• Written exercise: Every line of the material is to be repeated exactly as it stands.

• Excerpted data:

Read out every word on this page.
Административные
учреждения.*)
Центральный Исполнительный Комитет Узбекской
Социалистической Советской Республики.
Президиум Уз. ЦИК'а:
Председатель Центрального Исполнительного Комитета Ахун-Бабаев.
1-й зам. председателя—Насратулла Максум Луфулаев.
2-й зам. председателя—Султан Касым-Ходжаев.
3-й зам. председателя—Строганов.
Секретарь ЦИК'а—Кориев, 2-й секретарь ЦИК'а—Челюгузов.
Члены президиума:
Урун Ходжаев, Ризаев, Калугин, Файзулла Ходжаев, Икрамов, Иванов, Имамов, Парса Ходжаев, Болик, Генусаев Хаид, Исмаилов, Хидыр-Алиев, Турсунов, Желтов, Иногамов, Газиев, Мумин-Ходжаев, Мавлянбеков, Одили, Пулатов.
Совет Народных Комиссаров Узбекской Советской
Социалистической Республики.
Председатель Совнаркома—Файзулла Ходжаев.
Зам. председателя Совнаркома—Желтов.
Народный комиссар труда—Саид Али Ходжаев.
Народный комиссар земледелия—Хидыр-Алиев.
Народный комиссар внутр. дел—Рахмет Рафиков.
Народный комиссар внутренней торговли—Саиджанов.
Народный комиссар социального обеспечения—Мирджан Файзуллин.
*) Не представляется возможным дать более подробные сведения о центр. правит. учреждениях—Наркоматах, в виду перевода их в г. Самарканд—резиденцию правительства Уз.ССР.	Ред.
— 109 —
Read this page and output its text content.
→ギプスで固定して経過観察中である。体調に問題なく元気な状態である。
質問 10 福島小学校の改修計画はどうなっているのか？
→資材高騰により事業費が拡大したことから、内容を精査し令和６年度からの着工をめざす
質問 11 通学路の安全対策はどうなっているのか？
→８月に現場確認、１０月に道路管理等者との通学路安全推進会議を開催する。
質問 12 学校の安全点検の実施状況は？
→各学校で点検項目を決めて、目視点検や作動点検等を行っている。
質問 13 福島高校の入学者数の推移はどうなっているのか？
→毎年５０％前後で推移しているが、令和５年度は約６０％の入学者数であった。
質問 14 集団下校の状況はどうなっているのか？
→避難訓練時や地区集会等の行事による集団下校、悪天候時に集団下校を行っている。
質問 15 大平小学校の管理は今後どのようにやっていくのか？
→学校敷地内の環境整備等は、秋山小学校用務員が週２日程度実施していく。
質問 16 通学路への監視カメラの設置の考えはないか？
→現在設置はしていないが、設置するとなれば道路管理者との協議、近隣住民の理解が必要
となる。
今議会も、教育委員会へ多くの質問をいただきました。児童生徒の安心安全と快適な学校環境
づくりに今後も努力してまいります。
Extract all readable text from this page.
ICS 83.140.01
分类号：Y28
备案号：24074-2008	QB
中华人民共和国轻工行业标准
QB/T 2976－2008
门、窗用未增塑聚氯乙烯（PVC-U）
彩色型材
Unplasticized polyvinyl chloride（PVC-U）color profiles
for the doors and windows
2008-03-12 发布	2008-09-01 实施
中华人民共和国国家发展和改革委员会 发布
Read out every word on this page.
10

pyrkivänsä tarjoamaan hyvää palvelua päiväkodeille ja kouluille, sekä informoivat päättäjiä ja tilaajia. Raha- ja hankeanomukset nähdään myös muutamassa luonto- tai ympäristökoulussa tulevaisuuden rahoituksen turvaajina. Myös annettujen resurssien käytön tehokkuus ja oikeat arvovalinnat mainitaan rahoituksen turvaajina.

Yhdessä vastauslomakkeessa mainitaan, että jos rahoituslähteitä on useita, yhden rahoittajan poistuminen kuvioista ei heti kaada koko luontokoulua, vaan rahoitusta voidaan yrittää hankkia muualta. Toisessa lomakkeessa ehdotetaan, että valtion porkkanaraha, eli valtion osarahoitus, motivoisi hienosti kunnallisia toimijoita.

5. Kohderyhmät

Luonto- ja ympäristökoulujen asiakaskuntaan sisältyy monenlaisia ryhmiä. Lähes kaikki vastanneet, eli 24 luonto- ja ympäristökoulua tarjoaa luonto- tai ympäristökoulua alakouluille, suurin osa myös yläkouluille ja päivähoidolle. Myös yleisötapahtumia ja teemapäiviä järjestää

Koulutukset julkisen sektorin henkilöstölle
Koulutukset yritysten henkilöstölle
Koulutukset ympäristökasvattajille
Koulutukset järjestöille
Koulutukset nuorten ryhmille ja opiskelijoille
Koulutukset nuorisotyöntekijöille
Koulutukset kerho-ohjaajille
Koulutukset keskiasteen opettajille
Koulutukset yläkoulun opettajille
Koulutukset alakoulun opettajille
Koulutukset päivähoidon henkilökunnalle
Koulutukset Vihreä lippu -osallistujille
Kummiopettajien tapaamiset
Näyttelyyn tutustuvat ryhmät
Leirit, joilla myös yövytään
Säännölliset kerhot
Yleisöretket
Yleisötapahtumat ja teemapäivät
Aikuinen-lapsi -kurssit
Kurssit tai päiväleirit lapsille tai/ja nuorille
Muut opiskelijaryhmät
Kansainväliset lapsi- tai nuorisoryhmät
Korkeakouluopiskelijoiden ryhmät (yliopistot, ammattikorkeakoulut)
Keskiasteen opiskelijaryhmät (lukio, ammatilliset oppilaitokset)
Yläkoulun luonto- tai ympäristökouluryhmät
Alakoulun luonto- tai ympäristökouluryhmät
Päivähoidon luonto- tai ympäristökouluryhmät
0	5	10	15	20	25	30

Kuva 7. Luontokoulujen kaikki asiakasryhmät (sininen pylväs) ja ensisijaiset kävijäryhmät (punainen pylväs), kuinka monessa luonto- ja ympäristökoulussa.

• Answer to the problem:
Read out every word on this page.
Административные
учреждения.*)
Центральный Исполнительный Комитет Узбекской
Социалистической Советской Республики.
Президиум Уз. ЦИК'а:
Председатель Центрального Исполнительного Комитета Ахун-Бабаев.
1-й зам. председателя—Насратулла Максум Луфулаев.
2-й зам. председателя—Султан Касым-Ходжаев.
3-й зам. председателя—Строганов.
Секретарь ЦИК'а—Кориев, 2-й секретарь ЦИК'а—Челюгузов.
Члены президиума:
Урун Ходжаев, Ризаев, Калугин, Файзулла Ходжаев, Икрамов, Иванов, Имамов, Парса Ходжаев, Болик, Генусаев Хаид, Исмаилов, Хидыр-Алиев, Турсунов, Желтов, Иногамов, Газиев, Мумин-Ходжаев, Мавлянбеков, Одили, Пулатов.
Совет Народных Комиссаров Узбекской Советской
Социалистической Республики.
Председатель Совнаркома—Файзулла Ходжаев.
Зам. председателя Совнаркома—Желтов.
Народный комиссар труда—Саид Али Ходжаев.
Народный комиссар земледелия—Хидыр-Алиев.
Народный комиссар внутр. дел—Рахмет Рафиков.
Народный комиссар внутренней торговли—Саиджанов.
Народный комиссар социального обеспечения—Мирджан Файзуллин.
*) Не представляется возможным дать более подробные сведения о центр. правит. учреждениях—Наркоматах, в виду перевода их в г. Самарканд—резиденцию правительства Уз.ССР.	Ред.
— 109 —
Read this page and output its text content.
→ギプスで固定して経過観察中である。体調に問題なく元気な状態である。
質問 10 福島小学校の改修計画はどうなっているのか？
→資材高騰により事業費が拡大したことから、内容を精査し令和６年度からの着工をめざす
質問 11 通学路の安全対策はどうなっているのか？
→８月に現場確認、１０月に道路管理等者との通学路安全推進会議を開催する。
質問 12 学校の安全点検の実施状況は？
→各学校で点検項目を決めて、目視点検や作動点検等を行っている。
質問 13 福島高校の入学者数の推移はどうなっているのか？
→毎年５０％前後で推移しているが、令和５年度は約６０％の入学者数であった。
質問 14 集団下校の状況はどうなっているのか？
→避難訓練時や地区集会等の行事による集団下校、悪天候時に集団下校を行っている。
質問 15 大平小学校の管理は今後どのようにやっていくのか？
→学校敷地内の環境整備等は、秋山小学校用務員が週２日程度実施していく。
質問 16 通学路への監視カメラの設置の考えはないか？
→現在設置はしていないが、設置するとなれば道路管理者との協議、近隣住民の理解が必要
となる。
今議会も、教育委員会へ多くの質問をいただきました。児童生徒の安心安全と快適な学校環境
づくりに今後も努力してまいります。
Extract all readable text from this page.
ICS 83.140.01
分类号：Y28
备案号：24074-2008	QB
中华人民共和国轻工行业标准
QB/T 2976－2008
门、窗用未增塑聚氯乙烯（PVC-U）
彩色型材
Unplasticized polyvinyl chloride（PVC-U）color profiles
for the doors and windows
2008-03-12 发布	2008-09-01 实施
中华人民共和国国家发展和改革委员会 发布
Read out every word on this page.
10

pyrkivänsä tarjoamaan hyvää palvelua päiväkodeille ja kouluille, sekä informoivat päättäjiä ja tilaajia. Raha- ja hankeanomukset nähdään myös muutamassa luonto- tai ympäristökoulussa tulevaisuuden rahoituksen turvaajina. Myös annettujen resurssien käytön tehokkuus ja oikeat arvovalinnat mainitaan rahoituksen turvaajina.

Yhdessä vastauslomakkeessa mainitaan, että jos rahoituslähteitä on useita, yhden rahoittajan poistuminen kuvioista ei heti kaada koko luontokoulua, vaan rahoitusta voidaan yrittää hankkia muualta. Toisessa lomakkeessa ehdotetaan, että valtion porkkanaraha, eli valtion osarahoitus, motivoisi hienosti kunnallisia toimijoita.

5. Kohderyhmät

Luonto- ja ympäristökoulujen asiakaskuntaan sisältyy monenlaisia ryhmiä. Lähes kaikki vastanneet, eli 24 luonto- ja ympäristökoulua tarjoaa luonto- tai ympäristökoulua alakouluille, suurin osa myös yläkouluille ja päivähoidolle. Myös yleisötapahtumia ja teemapäiviä järjestää

Koulutukset julkisen sektorin henkilöstölle
Koulutukset yritysten henkilöstölle
Koulutukset ympäristökasvattajille
Koulutukset järjestöille
Koulutukset nuorten ryhmille ja opiskelijoille
Koulutukset nuorisotyöntekijöille
Koulutukset kerho-ohjaajille
Koulutukset keskiasteen opettajille
Koulutukset yläkoulun opettajille
Koulutukset alakoulun opettajille
Koulutukset päivähoidon henkilökunnalle
Koulutukset Vihreä lippu -osallistujille
Kummiopettajien tapaamiset
Näyttelyyn tutustuvat ryhmät
Leirit, joilla myös yövytään
Säännölliset kerhot
Yleisöretket
Yleisötapahtumat ja teemapäivät
Aikuinen-lapsi -kurssit
Kurssit tai päiväleirit lapsille tai/ja nuorille
Muut opiskelijaryhmät
Kansainväliset lapsi- tai nuorisoryhmät
Korkeakouluopiskelijoiden ryhmät (yliopistot, ammattikorkeakoulut)
Keskiasteen opiskelijaryhmät (lukio, ammatilliset oppilaitokset)
Yläkoulun luonto- tai ympäristökouluryhmät
Alakoulun luonto- tai ympäristökouluryhmät
Päivähoidon luonto- tai ympäristökouluryhmät
0	5	10	15	20	25	30

Kuva 7. Luontokoulujen kaikki asiakasryhmät (sininen pylväs) ja ensisijaiset kävijäryhmät (punainen pylväs), kuinka monessa luonto- ja ympäristökoulussa.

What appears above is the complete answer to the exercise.